### Exercise
Search the material below for the word "JSON" and copy every line in which it occurs.

**** Materials provided ****

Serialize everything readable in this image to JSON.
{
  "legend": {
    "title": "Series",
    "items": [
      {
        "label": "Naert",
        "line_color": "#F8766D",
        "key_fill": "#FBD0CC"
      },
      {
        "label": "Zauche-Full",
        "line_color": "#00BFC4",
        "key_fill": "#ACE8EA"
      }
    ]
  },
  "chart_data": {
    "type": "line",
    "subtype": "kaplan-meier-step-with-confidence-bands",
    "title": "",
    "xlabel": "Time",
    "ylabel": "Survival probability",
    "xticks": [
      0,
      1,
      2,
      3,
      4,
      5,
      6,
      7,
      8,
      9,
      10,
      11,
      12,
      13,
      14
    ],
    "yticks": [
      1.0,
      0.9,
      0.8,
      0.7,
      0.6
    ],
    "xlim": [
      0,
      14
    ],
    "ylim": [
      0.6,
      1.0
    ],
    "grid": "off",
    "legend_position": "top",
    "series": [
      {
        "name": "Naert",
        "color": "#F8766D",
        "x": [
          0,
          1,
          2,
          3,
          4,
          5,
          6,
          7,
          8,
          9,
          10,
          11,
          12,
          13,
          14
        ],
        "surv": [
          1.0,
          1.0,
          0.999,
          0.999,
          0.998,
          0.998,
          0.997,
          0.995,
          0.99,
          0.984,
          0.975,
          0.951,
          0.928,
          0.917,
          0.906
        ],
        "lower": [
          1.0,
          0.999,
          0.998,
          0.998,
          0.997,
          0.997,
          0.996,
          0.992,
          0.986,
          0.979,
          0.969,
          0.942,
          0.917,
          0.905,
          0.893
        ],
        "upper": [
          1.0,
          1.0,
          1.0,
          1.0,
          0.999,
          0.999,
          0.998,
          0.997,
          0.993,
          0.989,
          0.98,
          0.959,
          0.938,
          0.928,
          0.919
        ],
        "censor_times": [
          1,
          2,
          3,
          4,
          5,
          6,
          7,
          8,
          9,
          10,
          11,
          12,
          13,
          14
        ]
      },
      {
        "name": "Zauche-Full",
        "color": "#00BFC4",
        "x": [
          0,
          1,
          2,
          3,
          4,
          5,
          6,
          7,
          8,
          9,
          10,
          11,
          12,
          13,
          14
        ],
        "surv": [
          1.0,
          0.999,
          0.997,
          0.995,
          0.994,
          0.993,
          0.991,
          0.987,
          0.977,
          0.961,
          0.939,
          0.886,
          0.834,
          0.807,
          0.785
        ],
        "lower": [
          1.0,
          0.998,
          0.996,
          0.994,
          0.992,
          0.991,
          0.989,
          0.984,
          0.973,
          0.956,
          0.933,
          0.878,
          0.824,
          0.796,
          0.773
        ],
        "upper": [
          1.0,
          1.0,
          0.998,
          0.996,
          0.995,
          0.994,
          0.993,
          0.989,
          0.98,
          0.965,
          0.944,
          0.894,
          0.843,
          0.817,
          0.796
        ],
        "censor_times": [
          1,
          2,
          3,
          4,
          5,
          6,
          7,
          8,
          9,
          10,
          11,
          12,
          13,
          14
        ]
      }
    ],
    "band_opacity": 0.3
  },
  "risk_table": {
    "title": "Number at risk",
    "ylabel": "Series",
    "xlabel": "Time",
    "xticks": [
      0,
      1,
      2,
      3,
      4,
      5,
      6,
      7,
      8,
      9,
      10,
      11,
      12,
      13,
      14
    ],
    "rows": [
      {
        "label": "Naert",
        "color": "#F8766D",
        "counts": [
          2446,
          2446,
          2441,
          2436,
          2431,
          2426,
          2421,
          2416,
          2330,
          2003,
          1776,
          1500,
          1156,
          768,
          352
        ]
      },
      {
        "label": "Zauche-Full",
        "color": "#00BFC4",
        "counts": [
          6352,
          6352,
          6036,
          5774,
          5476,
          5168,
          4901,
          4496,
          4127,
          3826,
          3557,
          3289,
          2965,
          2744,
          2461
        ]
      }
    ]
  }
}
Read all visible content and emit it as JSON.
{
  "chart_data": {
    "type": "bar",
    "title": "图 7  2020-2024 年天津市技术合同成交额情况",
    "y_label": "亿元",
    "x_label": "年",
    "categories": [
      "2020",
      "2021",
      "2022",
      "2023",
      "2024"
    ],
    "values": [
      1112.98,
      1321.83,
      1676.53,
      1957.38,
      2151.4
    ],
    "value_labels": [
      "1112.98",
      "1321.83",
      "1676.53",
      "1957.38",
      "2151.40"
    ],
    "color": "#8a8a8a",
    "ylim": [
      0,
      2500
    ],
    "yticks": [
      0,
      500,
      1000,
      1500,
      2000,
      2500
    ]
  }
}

****

### Reply to the task
Serialize everything readable in this image to JSON.
Read all visible content and emit it as JSON.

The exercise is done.